**SET TASK:** Reproduce all the material exactly, minus any pictures it holds.

---------- PROVIDED RECORDS ----------

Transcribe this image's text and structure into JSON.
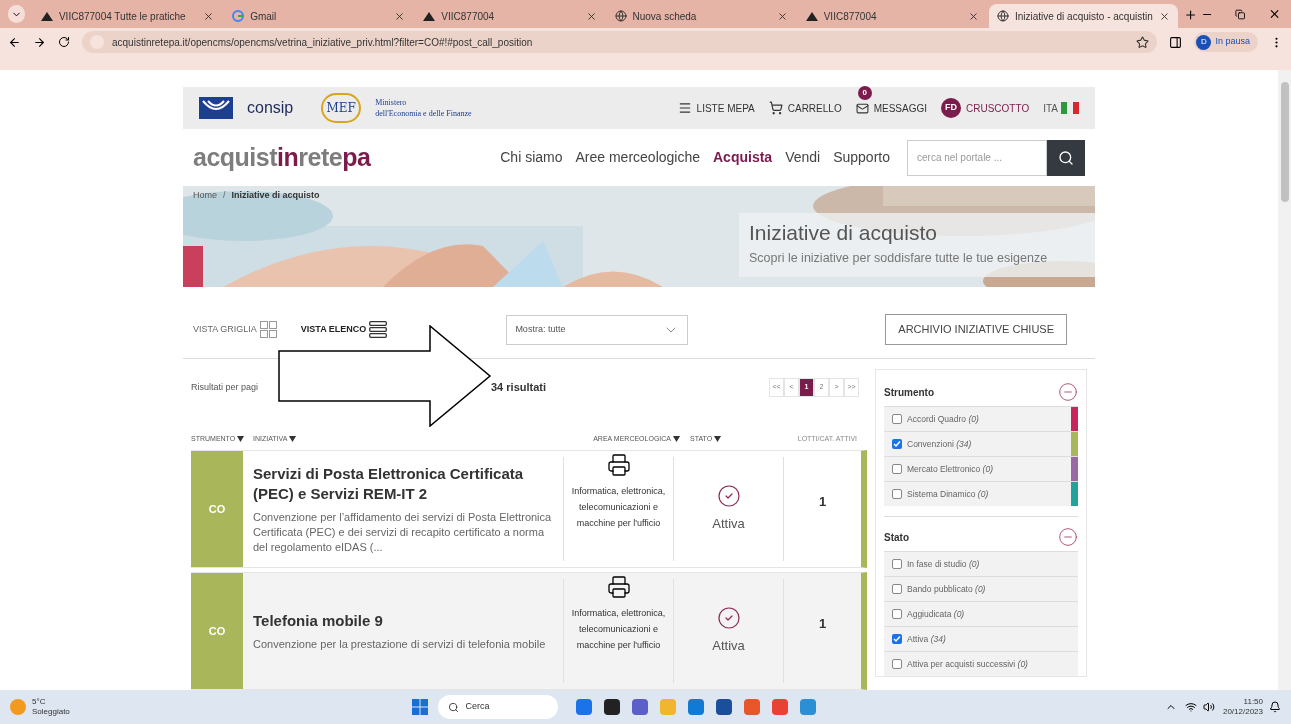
{
  "browser": {
    "tabs": [
      {
        "title": "VIIC877004 Tutte le pratiche",
        "kind": "cloud",
        "selected": false
      },
      {
        "title": "Gmail",
        "kind": "google",
        "selected": false
      },
      {
        "title": "VIIC877004",
        "kind": "cloud",
        "selected": false
      },
      {
        "title": "Nuova scheda",
        "kind": "globe",
        "selected": false
      },
      {
        "title": "VIIC877004",
        "kind": "cloud",
        "selected": false
      },
      {
        "title": "Iniziative di acquisto - acquistin",
        "kind": "globe",
        "selected": true
      }
    ],
    "url": "acquistinretepa.it/opencms/opencms/vetrina_iniziative_priv.html?filter=CO#!#post_call_position",
    "profile": {
      "initial": "D",
      "label": "In pausa"
    }
  },
  "topbar": {
    "consip": "consip",
    "mef": "MEF",
    "ministry_line1": "Ministero",
    "ministry_line2": "dell'Economia e delle Finanze",
    "links": [
      {
        "label": "LISTE MEPA",
        "kind": "menu"
      },
      {
        "label": "CARRELLO",
        "kind": "cart"
      },
      {
        "label": "MESSAGGI",
        "kind": "mail",
        "badge": "0"
      }
    ],
    "user": {
      "initials": "FD",
      "label": "CRUSCOTTO"
    },
    "language": "ITA"
  },
  "nav": {
    "brand": [
      {
        "text": "acquist",
        "accent": false
      },
      {
        "text": "in",
        "accent": true
      },
      {
        "text": "rete",
        "accent": false
      },
      {
        "text": "pa",
        "accent": true
      }
    ],
    "menu": [
      {
        "label": "Chi siamo",
        "selected": false
      },
      {
        "label": "Aree merceologiche",
        "selected": false
      },
      {
        "label": "Acquista",
        "selected": true
      },
      {
        "label": "Vendi",
        "selected": false
      },
      {
        "label": "Supporto",
        "selected": false
      }
    ],
    "search_placeholder": "cerca nel portale ..."
  },
  "breadcrumb": {
    "home": "Home",
    "separator": "/",
    "current": "Iniziative di acquisto"
  },
  "banner": {
    "title": "Iniziative di acquisto",
    "subtitle": "Scopri le iniziative per soddisfare tutte le tue esigenze"
  },
  "toolbar": {
    "views": [
      {
        "label": "VISTA GRIGLIA",
        "kind": "grid",
        "selected": false
      },
      {
        "label": "VISTA ELENCO",
        "kind": "list",
        "selected": true
      }
    ],
    "filter_select": "Mostra: tutte",
    "archive_button": "ARCHIVIO INIZIATIVE CHIUSE"
  },
  "results": {
    "per_page_label": "Risultati per pagi",
    "count": "34 risultati",
    "pagination": [
      {
        "label": "<<",
        "selected": false
      },
      {
        "label": "<",
        "selected": false
      },
      {
        "label": "1",
        "selected": true
      },
      {
        "label": "2",
        "selected": false
      },
      {
        "label": ">",
        "selected": false
      },
      {
        "label": ">>",
        "selected": false
      }
    ]
  },
  "table": {
    "columns": [
      {
        "label": "STRUMENTO",
        "sortable": true
      },
      {
        "label": "INIZIATIVA",
        "sortable": true
      },
      {
        "label": "AREA MERCEOLOGICA",
        "sortable": true
      },
      {
        "label": "STATO",
        "sortable": true
      },
      {
        "label": "LOTTI/CAT. ATTIVI",
        "sortable": false
      }
    ],
    "rows": [
      {
        "code": "CO",
        "title": "Servizi di Posta Elettronica Certificata (PEC) e Servizi REM-IT 2",
        "description": "Convenzione per l’affidamento dei servizi di Posta Elettronica Certificata (PEC) e dei servizi di recapito certificato a norma del regolamento eIDAS (...",
        "area": "Informatica, elettronica, telecomunicazioni e macchine per l'ufficio",
        "status": "Attiva",
        "lots": "1"
      },
      {
        "code": "CO",
        "title": "Telefonia mobile 9",
        "description": "Convenzione per la prestazione di servizi di telefonia mobile",
        "area": "Informatica, elettronica, telecomunicazioni e macchine per l'ufficio",
        "status": "Attiva",
        "lots": "1"
      }
    ]
  },
  "filters": [
    {
      "title": "Strumento",
      "items": [
        {
          "label": "Accordi Quadro *(0)*",
          "checked": false,
          "color": "#c8245e"
        },
        {
          "label": "Convenzioni *(34)*",
          "checked": true,
          "color": "#a9b65a"
        },
        {
          "label": "Mercato Elettronico *(0)*",
          "checked": false,
          "color": "#9a68a4"
        },
        {
          "label": "Sistema Dinamico *(0)*",
          "checked": false,
          "color": "#20a39a"
        }
      ]
    },
    {
      "title": "Stato",
      "items": [
        {
          "label": "In fase di studio *(0)*",
          "checked": false
        },
        {
          "label": "Bando pubblicato *(0)*",
          "checked": false
        },
        {
          "label": "Aggiudicata *(0)*",
          "checked": false
        },
        {
          "label": "Attiva *(34)*",
          "checked": true
        },
        {
          "label": "Attiva per acquisti successivi *(0)*",
          "checked": false
        }
      ]
    }
  ],
  "taskbar": {
    "temperature": "5°C",
    "weather": "Soleggiato",
    "search_placeholder": "Cerca",
    "time": "11:50",
    "date": "20/12/2023"
  }
}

----------

**SOLUTION:**
Transcribe this image's text and structure into JSON.
{
  "browser": {
    "tabs": [
      {
        "title": "VIIC877004 Tutte le pratiche",
        "kind": "cloud",
        "selected": false
      },
      {
        "title": "Gmail",
        "kind": "google",
        "selected": false
      },
      {
        "title": "VIIC877004",
        "kind": "cloud",
        "selected": false
      },
      {
        "title": "Nuova scheda",
        "kind": "globe",
        "selected": false
      },
      {
        "title": "VIIC877004",
        "kind": "cloud",
        "selected": false
      },
      {
        "title": "Iniziative di acquisto - acquistin",
        "kind": "globe",
        "selected": true
      }
    ],
    "url": "acquistinretepa.it/opencms/opencms/vetrina_iniziative_priv.html?filter=CO#!#post_call_position",
    "profile": {
      "initial": "D",
      "label": "In pausa"
    }
  },
  "topbar": {
    "consip": "consip",
    "mef": "MEF",
    "ministry_line1": "Ministero",
    "ministry_line2": "dell'Economia e delle Finanze",
    "links": [
      {
        "label": "LISTE MEPA",
        "kind": "menu"
      },
      {
        "label": "CARRELLO",
        "kind": "cart"
      },
      {
        "label": "MESSAGGI",
        "kind": "mail",
        "badge": "0"
      }
    ],
    "user": {
      "initials": "FD",
      "label": "CRUSCOTTO"
    },
    "language": "ITA"
  },
  "nav": {
    "brand": [
      {
        "text": "acquist",
        "accent": false
      },
      {
        "text": "in",
        "accent": true
      },
      {
        "text": "rete",
        "accent": false
      },
      {
        "text": "pa",
        "accent": true
      }
    ],
    "menu": [
      {
        "label": "Chi siamo",
        "selected": false
      },
      {
        "label": "Aree merceologiche",
        "selected": false
      },
      {
        "label": "Acquista",
        "selected": true
      },
      {
        "label": "Vendi",
        "selected": false
      },
      {
        "label": "Supporto",
        "selected": false
      }
    ],
    "search_placeholder": "cerca nel portale ..."
  },
  "breadcrumb": {
    "home": "Home",
    "separator": "/",
    "current": "Iniziative di acquisto"
  },
  "banner": {
    "title": "Iniziative di acquisto",
    "subtitle": "Scopri le iniziative per soddisfare tutte le tue esigenze"
  },
  "toolbar": {
    "views": [
      {
        "label": "VISTA GRIGLIA",
        "kind": "grid",
        "selected": false
      },
      {
        "label": "VISTA ELENCO",
        "kind": "list",
        "selected": true
      }
    ],
    "filter_select": "Mostra: tutte",
    "archive_button": "ARCHIVIO INIZIATIVE CHIUSE"
  },
  "results": {
    "per_page_label": "Risultati per pagi",
    "count": "34 risultati",
    "pagination": [
      {
        "label": "<<",
        "selected": false
      },
      {
        "label": "<",
        "selected": false
      },
      {
        "label": "1",
        "selected": true
      },
      {
        "label": "2",
        "selected": false
      },
      {
        "label": ">",
        "selected": false
      },
      {
        "label": ">>",
        "selected": false
      }
    ]
  },
  "table": {
    "columns": [
      {
        "label": "STRUMENTO",
        "sortable": true
      },
      {
        "label": "INIZIATIVA",
        "sortable": true
      },
      {
        "label": "AREA MERCEOLOGICA",
        "sortable": true
      },
      {
        "label": "STATO",
        "sortable": true
      },
      {
        "label": "LOTTI/CAT. ATTIVI",
        "sortable": false
      }
    ],
    "rows": [
      {
        "code": "CO",
        "title": "Servizi di Posta Elettronica Certificata (PEC) e Servizi REM-IT 2",
        "description": "Convenzione per l’affidamento dei servizi di Posta Elettronica Certificata (PEC) e dei servizi di recapito certificato a norma del regolamento eIDAS (...",
        "area": "Informatica, elettronica, telecomunicazioni e macchine per l'ufficio",
        "status": "Attiva",
        "lots": "1"
      },
      {
        "code": "CO",
        "title": "Telefonia mobile 9",
        "description": "Convenzione per la prestazione di servizi di telefonia mobile",
        "area": "Informatica, elettronica, telecomunicazioni e macchine per l'ufficio",
        "status": "Attiva",
        "lots": "1"
      }
    ]
  },
  "filters": [
    {
      "title": "Strumento",
      "items": [
        {
          "label": "Accordi Quadro *(0)*",
          "checked": false,
          "color": "#c8245e"
        },
        {
          "label": "Convenzioni *(34)*",
          "checked": true,
          "color": "#a9b65a"
        },
        {
          "label": "Mercato Elettronico *(0)*",
          "checked": false,
          "color": "#9a68a4"
        },
        {
          "label": "Sistema Dinamico *(0)*",
          "checked": false,
          "color": "#20a39a"
        }
      ]
    },
    {
      "title": "Stato",
      "items": [
        {
          "label": "In fase di studio *(0)*",
          "checked": false
        },
        {
          "label": "Bando pubblicato *(0)*",
          "checked": false
        },
        {
          "label": "Aggiudicata *(0)*",
          "checked": false
        },
        {
          "label": "Attiva *(34)*",
          "checked": true
        },
        {
          "label": "Attiva per acquisti successivi *(0)*",
          "checked": false
        }
      ]
    }
  ],
  "taskbar": {
    "temperature": "5°C",
    "weather": "Soleggiato",
    "search_placeholder": "Cerca",
    "time": "11:50",
    "date": "20/12/2023"
  }
}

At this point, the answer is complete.